## What the task requires
Reproduce every entry below precisely. Pictures are excluded from the copy.

## Information shown
====

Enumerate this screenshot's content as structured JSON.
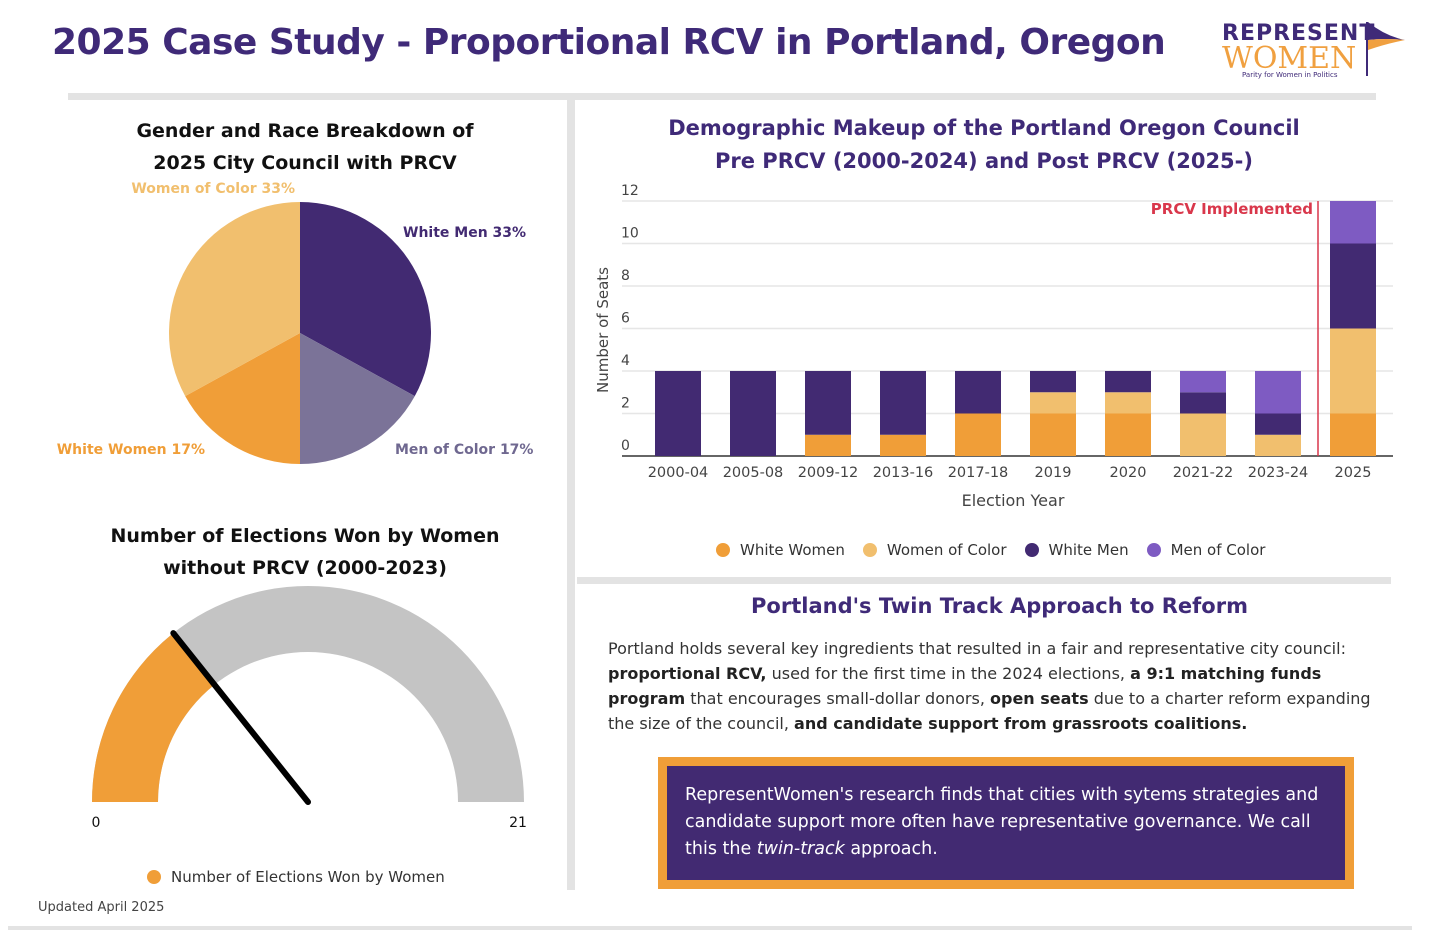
{
  "title": "2025 Case Study - Proportional RCV in Portland, Oregon",
  "logo": {
    "line1": "REPRESENT",
    "line2": "WOMEN",
    "tagline": "Parity for Women in Politics",
    "brand_purple": "#3f2a78",
    "brand_orange": "#f0a040"
  },
  "colors": {
    "white_women": "#f09e38",
    "women_of_color": "#f1bf6e",
    "white_men": "#422a72",
    "men_of_color": "#7e5bc2",
    "men_of_color_pie": "#7b7398",
    "prcv_line": "#d9374b",
    "gauge_bg": "#c4c4c4"
  },
  "pie": {
    "title_line1": "Gender and Race Breakdown of",
    "title_line2": "2025 City Council with PRCV"
  },
  "gauge": {
    "title_line1": "Number of Elections Won by Women",
    "title_line2": "without PRCV (2000-2023)",
    "min_label": "0",
    "max_label": "21",
    "legend": "Number of Elections Won by Women"
  },
  "bar": {
    "title_line1": "Demographic Makeup of the Portland Oregon Council",
    "title_line2": "Pre PRCV (2000-2024) and Post PRCV (2025-)",
    "annotation": "PRCV Implemented"
  },
  "reform": {
    "title": "Portland's Twin Track Approach to Reform",
    "p1": "Portland holds several key ingredients that resulted in a fair and representative city council: ",
    "b1": "proportional RCV,",
    "p2": " used for the first time in the 2024 elections, ",
    "b2": "a 9:1 matching funds program",
    "p3": " that encourages small-dollar donors, ",
    "b3": "open seats",
    "p4": " due to a charter reform expanding the size of the council, ",
    "b4": "and candidate support from grassroots coalitions."
  },
  "callout": {
    "t1": "RepresentWomen's research finds that cities with sytems strategies and candidate support more often have representative governance. We call this the ",
    "em": "twin-track",
    "t2": " approach."
  },
  "footer": "Updated April 2025",
  "chart_data": [
    {
      "type": "pie",
      "title": "Gender and Race Breakdown of 2025 City Council with PRCV",
      "slices": [
        {
          "label": "White Men",
          "value": 33,
          "display": "White Men 33%"
        },
        {
          "label": "Men of Color",
          "value": 17,
          "display": "Men of Color 17%"
        },
        {
          "label": "White Women",
          "value": 17,
          "display": "White Women 17%"
        },
        {
          "label": "Women of Color",
          "value": 33,
          "display": "Women of Color 33%"
        }
      ]
    },
    {
      "type": "bar",
      "stacked": true,
      "title": "Demographic Makeup of the Portland Oregon Council Pre PRCV (2000-2024) and Post PRCV (2025-)",
      "xlabel": "Election Year",
      "ylabel": "Number of Seats",
      "ylim": [
        0,
        12
      ],
      "yticks": [
        0,
        2,
        4,
        6,
        8,
        10,
        12
      ],
      "grid": true,
      "legend": "bottom",
      "categories": [
        "2000-04",
        "2005-08",
        "2009-12",
        "2013-16",
        "2017-18",
        "2019",
        "2020",
        "2021-22",
        "2023-24",
        "2025"
      ],
      "series": [
        {
          "name": "White Women",
          "values": [
            0,
            0,
            1,
            1,
            2,
            2,
            2,
            0,
            0,
            2
          ]
        },
        {
          "name": "Women of Color",
          "values": [
            0,
            0,
            0,
            0,
            0,
            1,
            1,
            2,
            1,
            4
          ]
        },
        {
          "name": "White Men",
          "values": [
            4,
            4,
            3,
            3,
            2,
            1,
            1,
            1,
            1,
            4
          ]
        },
        {
          "name": "Men of Color",
          "values": [
            0,
            0,
            0,
            0,
            0,
            0,
            0,
            1,
            2,
            2
          ]
        }
      ],
      "annotation": {
        "text": "PRCV Implemented",
        "between": [
          "2023-24",
          "2025"
        ]
      }
    },
    {
      "type": "gauge",
      "title": "Number of Elections Won by Women without PRCV (2000-2023)",
      "min": 0,
      "max": 21,
      "value": 6,
      "series_name": "Number of Elections Won by Women"
    }
  ]
}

====

## Result
Enumerate this screenshot's content as structured JSON.
{
  "title": "2025 Case Study - Proportional RCV in Portland, Oregon",
  "logo": {
    "line1": "REPRESENT",
    "line2": "WOMEN",
    "tagline": "Parity for Women in Politics",
    "brand_purple": "#3f2a78",
    "brand_orange": "#f0a040"
  },
  "colors": {
    "white_women": "#f09e38",
    "women_of_color": "#f1bf6e",
    "white_men": "#422a72",
    "men_of_color": "#7e5bc2",
    "men_of_color_pie": "#7b7398",
    "prcv_line": "#d9374b",
    "gauge_bg": "#c4c4c4"
  },
  "pie": {
    "title_line1": "Gender and Race Breakdown of",
    "title_line2": "2025 City Council with PRCV"
  },
  "gauge": {
    "title_line1": "Number of Elections Won by Women",
    "title_line2": "without PRCV (2000-2023)",
    "min_label": "0",
    "max_label": "21",
    "legend": "Number of Elections Won by Women"
  },
  "bar": {
    "title_line1": "Demographic Makeup of the Portland Oregon Council",
    "title_line2": "Pre PRCV (2000-2024) and Post PRCV (2025-)",
    "annotation": "PRCV Implemented"
  },
  "reform": {
    "title": "Portland's Twin Track Approach to Reform",
    "p1": "Portland holds several key ingredients that resulted in a fair and representative city council: ",
    "b1": "proportional RCV,",
    "p2": " used for the first time in the 2024 elections, ",
    "b2": "a 9:1 matching funds program",
    "p3": " that encourages small-dollar donors, ",
    "b3": "open seats",
    "p4": " due to a charter reform expanding the size of the council, ",
    "b4": "and candidate support from grassroots coalitions."
  },
  "callout": {
    "t1": "RepresentWomen's research finds that cities with sytems strategies and candidate support more often have representative governance. We call this the ",
    "em": "twin-track",
    "t2": " approach."
  },
  "footer": "Updated April 2025",
  "chart_data": [
    {
      "type": "pie",
      "title": "Gender and Race Breakdown of 2025 City Council with PRCV",
      "slices": [
        {
          "label": "White Men",
          "value": 33,
          "display": "White Men 33%"
        },
        {
          "label": "Men of Color",
          "value": 17,
          "display": "Men of Color 17%"
        },
        {
          "label": "White Women",
          "value": 17,
          "display": "White Women 17%"
        },
        {
          "label": "Women of Color",
          "value": 33,
          "display": "Women of Color 33%"
        }
      ]
    },
    {
      "type": "bar",
      "stacked": true,
      "title": "Demographic Makeup of the Portland Oregon Council Pre PRCV (2000-2024) and Post PRCV (2025-)",
      "xlabel": "Election Year",
      "ylabel": "Number of Seats",
      "ylim": [
        0,
        12
      ],
      "yticks": [
        0,
        2,
        4,
        6,
        8,
        10,
        12
      ],
      "grid": true,
      "legend": "bottom",
      "categories": [
        "2000-04",
        "2005-08",
        "2009-12",
        "2013-16",
        "2017-18",
        "2019",
        "2020",
        "2021-22",
        "2023-24",
        "2025"
      ],
      "series": [
        {
          "name": "White Women",
          "values": [
            0,
            0,
            1,
            1,
            2,
            2,
            2,
            0,
            0,
            2
          ]
        },
        {
          "name": "Women of Color",
          "values": [
            0,
            0,
            0,
            0,
            0,
            1,
            1,
            2,
            1,
            4
          ]
        },
        {
          "name": "White Men",
          "values": [
            4,
            4,
            3,
            3,
            2,
            1,
            1,
            1,
            1,
            4
          ]
        },
        {
          "name": "Men of Color",
          "values": [
            0,
            0,
            0,
            0,
            0,
            0,
            0,
            1,
            2,
            2
          ]
        }
      ],
      "annotation": {
        "text": "PRCV Implemented",
        "between": [
          "2023-24",
          "2025"
        ]
      }
    },
    {
      "type": "gauge",
      "title": "Number of Elections Won by Women without PRCV (2000-2023)",
      "min": 0,
      "max": 21,
      "value": 6,
      "series_name": "Number of Elections Won by Women"
    }
  ]
}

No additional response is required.